§ Direction
Convert the lines beginning with the line containing "user-name: Eduardo Cardoso" and ending with the line containing "top-border (0, 0, 1196, 6)" into a JSON list of strings, with one string per line and blank lines omitted.

§ Provided records
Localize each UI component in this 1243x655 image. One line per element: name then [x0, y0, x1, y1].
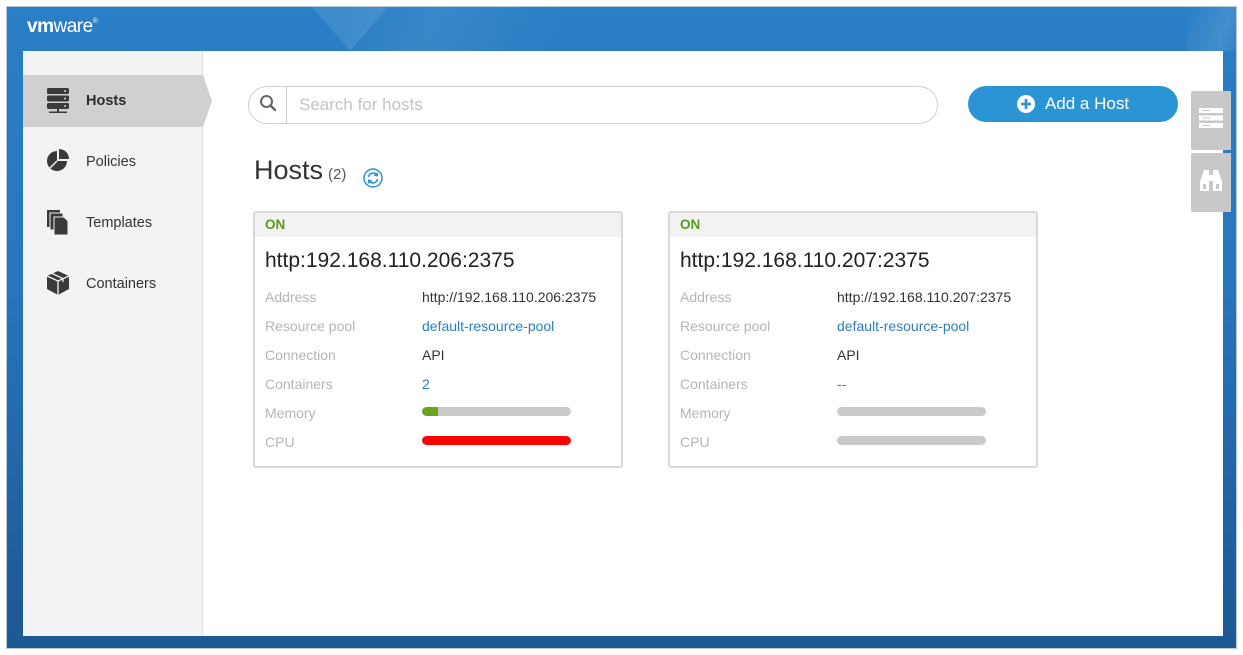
- sidebar-item-containers[interactable]: Containers: [23, 258, 203, 310]
- package-icon: [45, 270, 71, 296]
- page-title-text: Hosts: [254, 155, 324, 185]
- search-button[interactable]: [249, 87, 287, 123]
- search-input[interactable]: [299, 88, 919, 122]
- host-name[interactable]: http:192.168.110.207:2375: [680, 249, 930, 273]
- cpu-label: CPU: [680, 434, 710, 450]
- discover-button[interactable]: [1191, 153, 1231, 212]
- containers-label: Containers: [265, 376, 333, 392]
- app-content: Hosts Policies Templates Containers Sear…: [23, 51, 1231, 636]
- add-host-label: Add a Host: [1044, 94, 1130, 113]
- host-name[interactable]: http:192.168.110.206:2375: [265, 249, 515, 273]
- resource-pool-label: Resource pool: [265, 318, 356, 334]
- plus-circle-icon: [1016, 95, 1035, 113]
- sidebar-item-policies[interactable]: Policies: [23, 136, 203, 188]
- window-frame: vmware® Hosts Policies Templates Contain…: [6, 6, 1237, 649]
- host-card[interactable]: ON http:192.168.110.206:2375 Address htt…: [253, 211, 623, 468]
- containers-label: Containers: [680, 376, 748, 392]
- logo-text-ware: ware: [53, 16, 93, 37]
- host-count: (2): [328, 166, 347, 183]
- memory-label: Memory: [265, 405, 316, 421]
- cpu-bar: [422, 436, 571, 445]
- status-badge: ON: [255, 213, 621, 237]
- hosts-panel-button[interactable]: [1191, 91, 1231, 150]
- refresh-icon[interactable]: [363, 168, 383, 188]
- add-host-button[interactable]: Add a Host: [968, 86, 1178, 122]
- header-decoration: [1187, 7, 1236, 51]
- sidebar-item-label: Hosts: [86, 93, 127, 109]
- search-box: [248, 86, 938, 124]
- logo-text-vm: vm: [27, 16, 54, 37]
- vmware-logo: vmware®: [27, 16, 98, 37]
- host-card[interactable]: ON http:192.168.110.207:2375 Address htt…: [668, 211, 1038, 468]
- resource-pool-label: Resource pool: [680, 318, 771, 334]
- connection-label: Connection: [265, 347, 336, 363]
- binoculars-icon: [1198, 167, 1224, 198]
- cpu-label: CPU: [265, 434, 295, 450]
- cpu-bar-fill: [422, 436, 571, 445]
- pie-chart-icon: [45, 148, 71, 174]
- server-stack-icon: [45, 87, 71, 113]
- sidebar-item-label: Templates: [86, 215, 153, 231]
- memory-bar: [422, 407, 571, 416]
- resource-pool-link[interactable]: default-resource-pool: [837, 318, 969, 334]
- page-title: Hosts (2): [254, 155, 346, 186]
- containers-link[interactable]: 2: [422, 376, 430, 392]
- connection-label: Connection: [680, 347, 751, 363]
- connection-value: API: [837, 347, 860, 363]
- server-rack-icon: [1198, 106, 1224, 135]
- sidebar-item-label: Containers: [86, 276, 157, 292]
- sidebar-item-hosts[interactable]: Hosts: [23, 75, 212, 127]
- memory-bar-fill: [422, 407, 439, 416]
- address-value: http://192.168.110.206:2375: [422, 289, 597, 305]
- address-value: http://192.168.110.207:2375: [837, 289, 1012, 305]
- side-toolbar: [1191, 91, 1231, 215]
- address-label: Address: [265, 289, 317, 305]
- cpu-bar: [837, 436, 986, 445]
- search-icon: [259, 94, 277, 117]
- resource-pool-link[interactable]: default-resource-pool: [422, 318, 554, 334]
- memory-bar: [837, 407, 986, 416]
- sidebar: Hosts Policies Templates Containers: [23, 51, 212, 636]
- connection-value: API: [422, 347, 445, 363]
- sidebar-item-label: Policies: [86, 154, 136, 170]
- address-label: Address: [680, 289, 732, 305]
- memory-label: Memory: [680, 405, 731, 421]
- header-decoration: [347, 7, 557, 51]
- status-badge: ON: [670, 213, 1036, 237]
- containers-link[interactable]: --: [837, 376, 846, 392]
- sidebar-item-templates[interactable]: Templates: [23, 197, 203, 249]
- documents-icon: [45, 209, 71, 236]
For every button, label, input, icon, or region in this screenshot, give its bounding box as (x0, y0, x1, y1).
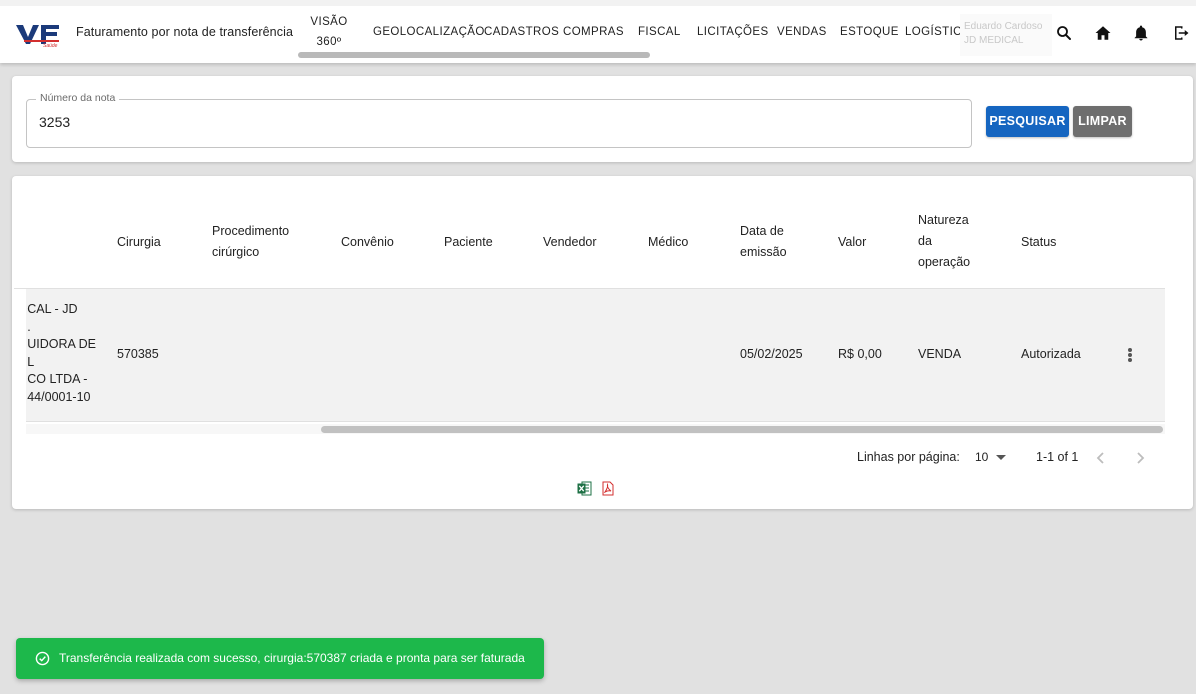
user-name: Eduardo Cardoso (964, 21, 1043, 32)
column-header-nature-line2: da (918, 234, 932, 248)
column-header-date-line2: emissão (740, 245, 787, 259)
excel-export-icon[interactable] (577, 481, 592, 496)
nav-visao-360[interactable]: VISÃO 360º (308, 12, 350, 48)
clipped-line-5: CO LTDA - (27, 372, 88, 386)
nav-fiscal[interactable]: FISCAL (638, 22, 681, 42)
clipped-supplier-text: CAL - JD . UIDORA DE L CO LTDA - 44/0001… (27, 301, 96, 406)
user-info[interactable]: Eduardo Cardoso JD MEDICAL (960, 14, 1052, 56)
top-border (0, 0, 1196, 6)
row-cell-clipped-supplier: CAL - JD . UIDORA DE L CO LTDA - 44/0001… (26, 301, 96, 411)
rows-per-page-value: 10 (975, 450, 989, 464)
invoice-number-input[interactable] (39, 114, 939, 130)
table-row[interactable] (26, 289, 1165, 422)
svg-text:Saúde: Saúde (43, 43, 58, 48)
search-button[interactable]: PESQUISAR (986, 106, 1069, 137)
column-header-nature-line3: operação (918, 255, 971, 269)
column-header-nature-line1: Natureza (918, 213, 969, 227)
main-navigation: VISÃO 360º GEOLOCALIZAÇÃO CADASTROS COMP… (298, 10, 960, 48)
invoice-number-label: Número da nota (36, 92, 120, 104)
nav-scrollbar[interactable] (298, 52, 650, 58)
column-header-covenant[interactable]: Convênio (341, 232, 394, 253)
table-horizontal-scrollbar[interactable] (321, 426, 1163, 433)
nav-vendas[interactable]: VENDAS (777, 22, 827, 42)
row-actions-more-icon[interactable] (1126, 347, 1134, 363)
column-header-date-line1: Data de (740, 224, 784, 238)
clipped-line-3: UIDORA DE (27, 337, 96, 351)
success-snackbar: Transferência realizada com sucesso, cir… (16, 638, 544, 679)
clipped-line-4: L (27, 354, 35, 369)
clipped-line-6: 44/0001-10 (27, 389, 91, 404)
row-cell-operation-nature: VENDA (918, 347, 962, 361)
column-header-emission-date[interactable]: Data de emissão (740, 221, 787, 263)
home-icon[interactable] (1094, 24, 1112, 42)
column-header-procedure-line2: cirúrgico (212, 245, 260, 259)
clipped-line-2: . (27, 319, 31, 334)
dropdown-caret-icon (996, 455, 1007, 461)
column-header-doctor[interactable]: Médico (648, 232, 688, 253)
column-header-procedure[interactable]: Procedimento cirúrgico (212, 221, 289, 263)
snackbar-message: Transferência realizada com sucesso, cir… (59, 651, 525, 665)
nav-geolocalizacao[interactable]: GEOLOCALIZAÇÃO (373, 22, 485, 42)
column-header-operation-nature[interactable]: Natureza da operação (918, 210, 970, 273)
column-header-procedure-line1: Procedimento (212, 224, 290, 238)
invoice-number-field[interactable]: Número da nota (26, 92, 972, 148)
vf-saude-logo[interactable]: Saúde (15, 22, 61, 48)
user-company: JD MEDICAL (964, 35, 1024, 46)
next-page-chevron-icon[interactable] (1134, 450, 1148, 466)
column-header-seller[interactable]: Vendedor (543, 232, 597, 253)
column-header-surgery[interactable]: Cirurgia (117, 232, 161, 253)
notifications-bell-icon[interactable] (1132, 24, 1150, 42)
pdf-export-icon[interactable] (600, 481, 615, 496)
nav-compras[interactable]: COMPRAS (563, 22, 624, 42)
pagination-range: 1-1 of 1 (1036, 450, 1079, 464)
nav-cadastros[interactable]: CADASTROS (484, 22, 559, 42)
column-header-status[interactable]: Status (1021, 232, 1056, 253)
rows-per-page-label: Linhas por página: (857, 450, 960, 464)
row-cell-status: Autorizada (1021, 347, 1081, 361)
nav-estoque[interactable]: ESTOQUE (840, 22, 899, 42)
nav-visao-line2: 360º (316, 36, 342, 48)
previous-page-chevron-icon[interactable] (1093, 450, 1107, 466)
clear-button[interactable]: LIMPAR (1073, 106, 1132, 137)
column-header-value[interactable]: Valor (838, 232, 866, 253)
rows-per-page-select[interactable]: 10 (975, 450, 1007, 464)
row-cell-surgery: 570385 (117, 347, 159, 361)
nav-visao-line1: VISÃO (310, 16, 348, 28)
top-app-bar: Saúde Faturamento por nota de transferên… (0, 0, 1196, 63)
check-circle-icon (35, 651, 50, 666)
row-cell-value: R$ 0,00 (838, 347, 882, 361)
column-header-patient[interactable]: Paciente (444, 232, 493, 253)
nav-logistica[interactable]: LOGÍSTICA (905, 22, 960, 42)
page-title: Faturamento por nota de transferência (76, 25, 294, 39)
search-icon[interactable] (1055, 24, 1073, 42)
clipped-line-1: CAL - JD (27, 302, 78, 316)
search-panel: Número da nota PESQUISAR LIMPAR (12, 76, 1193, 162)
logout-icon[interactable] (1172, 24, 1190, 42)
row-cell-emission-date: 05/02/2025 (740, 347, 803, 361)
nav-licitacoes[interactable]: LICITAÇÕES (697, 22, 769, 42)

§ Written response
[
  "user-name: Eduardo Cardoso (964, 21, 1043, 32)",
  "column-header-nature-line2: da (918, 234, 932, 248)",
  "column-header-date-line2: emissão (740, 245, 787, 259)",
  "excel-export-icon[interactable] (577, 481, 592, 496)",
  "nav-visao-360[interactable]: VISÃO 360º (308, 12, 350, 48)",
  "clipped-line-5: CO LTDA - (27, 372, 88, 386)",
  "nav-fiscal[interactable]: FISCAL (638, 22, 681, 42)",
  "clipped-supplier-text: CAL - JD . UIDORA DE L CO LTDA - 44/0001… (27, 301, 96, 406)",
  "user-info[interactable]: Eduardo Cardoso JD MEDICAL (960, 14, 1052, 56)",
  "top-border (0, 0, 1196, 6)"
]